▶ **Source**:

History
and Accomplishments (See powerpoint
presentation here)
Origins of Schedulability Analysis
The Networked Real-Time Embedded System
Laboratory (NRTESL) at UIUC has a long and distinguished record. Members
have conducted fundamental research with great impact on the engineering of
real-time embedded systems. The laboratory was founded by David Liu and
Jane Liu in the 70’s. Professor David C. L. Liu analyzed the basic
properties of the two mostly widely used scheduling algorithms, the rate
monotonic and deadline scheduling algorithms for independent periodic
tasks. The Rate Monotonic
Scheduling algorithm was used in the NASA Apollo program http://history.nasa.gov/apollo.html
His seminal work pioneered schedulability
analysis ¾- the foundation for many of the subsequent research
in real-time computing. Among many other awards, Prof. Liu received the 1st
Outstanding Technical Achievement Award from the IEEE Real-Time System
Committee in 1999 for his seminal work on real-time computing.
|

|

|
Imprecise Computations
During late 80’s and early
90’s, Professors Jane Liu and Kwei Jay Lin pioneered the research on
the imprecise computation technique which allows for flexible trade-offs
between timeliness and precision and is an effective means to handle overload
conditions and provide graceful degradation in real-time environments. They
and their students developed algorithms for scheduling imprecise tasks to
trade quality for time and fault tolerance strategies based on this
technique.

▶ **Records provided**:

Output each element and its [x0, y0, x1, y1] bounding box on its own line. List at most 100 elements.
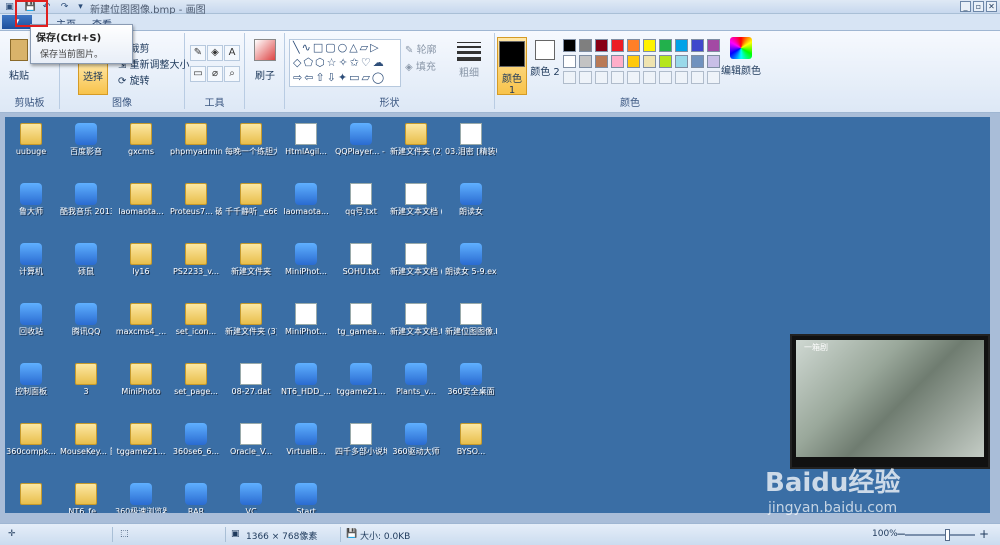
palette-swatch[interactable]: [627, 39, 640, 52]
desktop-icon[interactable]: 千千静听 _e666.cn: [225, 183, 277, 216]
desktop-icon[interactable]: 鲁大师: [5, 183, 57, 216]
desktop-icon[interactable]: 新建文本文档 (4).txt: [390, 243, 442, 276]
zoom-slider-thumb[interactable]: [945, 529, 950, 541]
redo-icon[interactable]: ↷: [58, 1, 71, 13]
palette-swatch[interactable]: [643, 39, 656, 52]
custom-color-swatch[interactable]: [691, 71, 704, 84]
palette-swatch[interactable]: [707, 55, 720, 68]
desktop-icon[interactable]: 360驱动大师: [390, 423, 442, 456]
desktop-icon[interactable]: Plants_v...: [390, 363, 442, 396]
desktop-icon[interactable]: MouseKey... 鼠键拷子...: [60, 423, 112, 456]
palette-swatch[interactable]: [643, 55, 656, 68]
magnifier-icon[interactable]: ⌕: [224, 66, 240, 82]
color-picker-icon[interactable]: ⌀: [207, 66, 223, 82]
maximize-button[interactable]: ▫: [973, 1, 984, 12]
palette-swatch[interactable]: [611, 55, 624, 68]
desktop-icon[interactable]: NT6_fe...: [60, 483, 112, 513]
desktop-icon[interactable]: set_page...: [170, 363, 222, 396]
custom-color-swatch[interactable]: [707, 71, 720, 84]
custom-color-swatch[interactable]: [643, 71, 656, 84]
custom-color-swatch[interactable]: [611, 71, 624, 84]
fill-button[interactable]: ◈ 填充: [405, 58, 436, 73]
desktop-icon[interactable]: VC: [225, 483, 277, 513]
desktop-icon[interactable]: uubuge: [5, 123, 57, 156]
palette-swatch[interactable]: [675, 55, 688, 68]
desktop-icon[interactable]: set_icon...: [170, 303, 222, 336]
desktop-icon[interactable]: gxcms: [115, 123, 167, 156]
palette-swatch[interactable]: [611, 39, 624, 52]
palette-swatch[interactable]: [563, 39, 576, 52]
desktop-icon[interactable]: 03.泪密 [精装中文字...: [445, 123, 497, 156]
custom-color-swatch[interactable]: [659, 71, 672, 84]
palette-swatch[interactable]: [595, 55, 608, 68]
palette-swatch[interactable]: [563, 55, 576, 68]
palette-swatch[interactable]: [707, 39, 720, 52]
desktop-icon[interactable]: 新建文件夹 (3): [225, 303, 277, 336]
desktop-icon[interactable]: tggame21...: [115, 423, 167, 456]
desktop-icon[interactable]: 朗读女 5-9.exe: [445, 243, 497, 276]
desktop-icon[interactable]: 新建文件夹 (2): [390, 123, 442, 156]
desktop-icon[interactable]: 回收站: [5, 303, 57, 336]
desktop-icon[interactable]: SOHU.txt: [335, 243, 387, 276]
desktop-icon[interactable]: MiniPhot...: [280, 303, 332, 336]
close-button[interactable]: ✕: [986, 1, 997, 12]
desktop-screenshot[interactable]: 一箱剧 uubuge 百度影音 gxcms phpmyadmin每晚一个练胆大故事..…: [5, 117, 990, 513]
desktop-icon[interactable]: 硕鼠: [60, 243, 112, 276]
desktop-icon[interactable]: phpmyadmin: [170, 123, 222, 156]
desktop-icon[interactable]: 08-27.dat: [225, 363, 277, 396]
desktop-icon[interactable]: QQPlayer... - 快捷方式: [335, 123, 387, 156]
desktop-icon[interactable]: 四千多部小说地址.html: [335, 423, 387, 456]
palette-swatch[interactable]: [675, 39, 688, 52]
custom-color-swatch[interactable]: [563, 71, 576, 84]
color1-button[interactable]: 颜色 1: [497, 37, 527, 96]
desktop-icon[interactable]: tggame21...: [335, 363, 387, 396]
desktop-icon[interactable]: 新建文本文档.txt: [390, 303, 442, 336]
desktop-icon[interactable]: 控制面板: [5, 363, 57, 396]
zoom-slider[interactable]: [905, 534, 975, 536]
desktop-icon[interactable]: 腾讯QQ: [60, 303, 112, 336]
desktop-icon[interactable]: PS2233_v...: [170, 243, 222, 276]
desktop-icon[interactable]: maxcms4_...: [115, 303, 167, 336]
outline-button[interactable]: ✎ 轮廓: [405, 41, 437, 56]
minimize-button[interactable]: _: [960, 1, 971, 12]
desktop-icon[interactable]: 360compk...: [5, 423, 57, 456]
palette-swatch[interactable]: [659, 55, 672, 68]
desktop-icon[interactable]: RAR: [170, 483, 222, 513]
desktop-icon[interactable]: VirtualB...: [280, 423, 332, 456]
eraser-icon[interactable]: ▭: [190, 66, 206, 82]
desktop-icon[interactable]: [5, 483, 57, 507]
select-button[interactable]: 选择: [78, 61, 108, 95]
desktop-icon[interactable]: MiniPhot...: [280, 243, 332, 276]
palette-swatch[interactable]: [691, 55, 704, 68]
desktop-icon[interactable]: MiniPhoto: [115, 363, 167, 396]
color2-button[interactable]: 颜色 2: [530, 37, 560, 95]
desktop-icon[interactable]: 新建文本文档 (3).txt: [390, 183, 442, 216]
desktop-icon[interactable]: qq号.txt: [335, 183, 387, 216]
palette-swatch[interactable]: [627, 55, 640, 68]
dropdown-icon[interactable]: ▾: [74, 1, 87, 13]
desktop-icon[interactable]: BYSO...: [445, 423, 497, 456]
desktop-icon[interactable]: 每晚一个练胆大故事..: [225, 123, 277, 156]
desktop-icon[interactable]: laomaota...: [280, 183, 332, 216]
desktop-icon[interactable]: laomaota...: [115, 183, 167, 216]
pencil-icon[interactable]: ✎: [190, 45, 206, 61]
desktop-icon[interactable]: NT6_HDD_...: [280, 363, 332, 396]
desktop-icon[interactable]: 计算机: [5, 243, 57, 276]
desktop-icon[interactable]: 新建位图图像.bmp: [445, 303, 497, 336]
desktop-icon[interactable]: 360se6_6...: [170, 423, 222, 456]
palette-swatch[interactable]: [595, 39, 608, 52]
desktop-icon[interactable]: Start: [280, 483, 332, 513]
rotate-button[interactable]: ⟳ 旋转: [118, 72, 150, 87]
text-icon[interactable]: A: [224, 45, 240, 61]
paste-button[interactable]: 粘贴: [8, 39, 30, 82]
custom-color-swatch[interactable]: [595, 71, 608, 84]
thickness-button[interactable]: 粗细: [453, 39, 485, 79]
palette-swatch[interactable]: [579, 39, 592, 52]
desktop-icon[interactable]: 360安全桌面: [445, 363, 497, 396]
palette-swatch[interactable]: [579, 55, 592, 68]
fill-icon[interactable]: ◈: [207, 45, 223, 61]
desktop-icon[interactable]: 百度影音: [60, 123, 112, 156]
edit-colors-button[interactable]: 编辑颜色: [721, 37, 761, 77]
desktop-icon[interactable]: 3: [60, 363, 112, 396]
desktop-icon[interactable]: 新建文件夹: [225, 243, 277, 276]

▶ **To do**:
**a)** List every person the laboratory history names.
**b)** Write the next part of the laboratory history, continuing after its section on imprecise computations.

▶ **Answers for this exercise**:
**a)** David C. L. Liu, Jane Liu, Kwei Jay Lin

**b)**
To
enable its use in application domains as diverse as databases, real-time
control and data communication, they developed a relational query processor
that returns partial answers with increasing accuracy as more data is
retrieved and processed, determined the quality/time tradeoffs of direct
digital controllers, and evaluated the effectiveness of this technique for
multimedia traffic congestion control.
|
Open Real-Time Computing Architecture
Professor Jane Liu's other work include algorithms
for end-to-end scheduling in multiprocessor and distributed systems and
rigorous and tractable methods to bound the effect of timing anomalies
exhibited by tasks in these systems. In the early 90's, she led the effort
in the development of PERTS
(Prototyping Environment for Real-Time Systems). This system of
schedulers and tools enables its users to experiment with alternative
real-time resource management strategies, to synthesize and tune the run-time
system, and to validate the timing properties of the resultant system.
PERTS is the earliest of such tools and is still the most widely marketed
and used one.
She and her students developed the Open
Real-Time Computing architecture and its underlying principles. This
architecture allows independently developed real-time and non-real-time
applications to effectively share computing and communication resources
without interfering each other.
|

|
Generalized Rate Monotonic Scheduling
Professor Lui Sha joined the laboratory
in 1998. Building upon the pioneering work by David C. L. Liu, he worked
with John Lehoczky and Ragunathan Rajkumar at CMU as well as with John
Goodenough and Mark Klein at SEI to develop and transition into practice a
comprehensive real-time scheduling theory known as Generalized Rate
Monotonic Scheduling (GRMS). Professor Sha was elected ACM Fellow in 2006
“for contributions to real time systems” and elected
IEEE Fellow in 1998 for “for technical leadership and research
contributions which enabled the transformation of real-time computing
practice from an ad hoc process to an engineering process based on analytic
methods.”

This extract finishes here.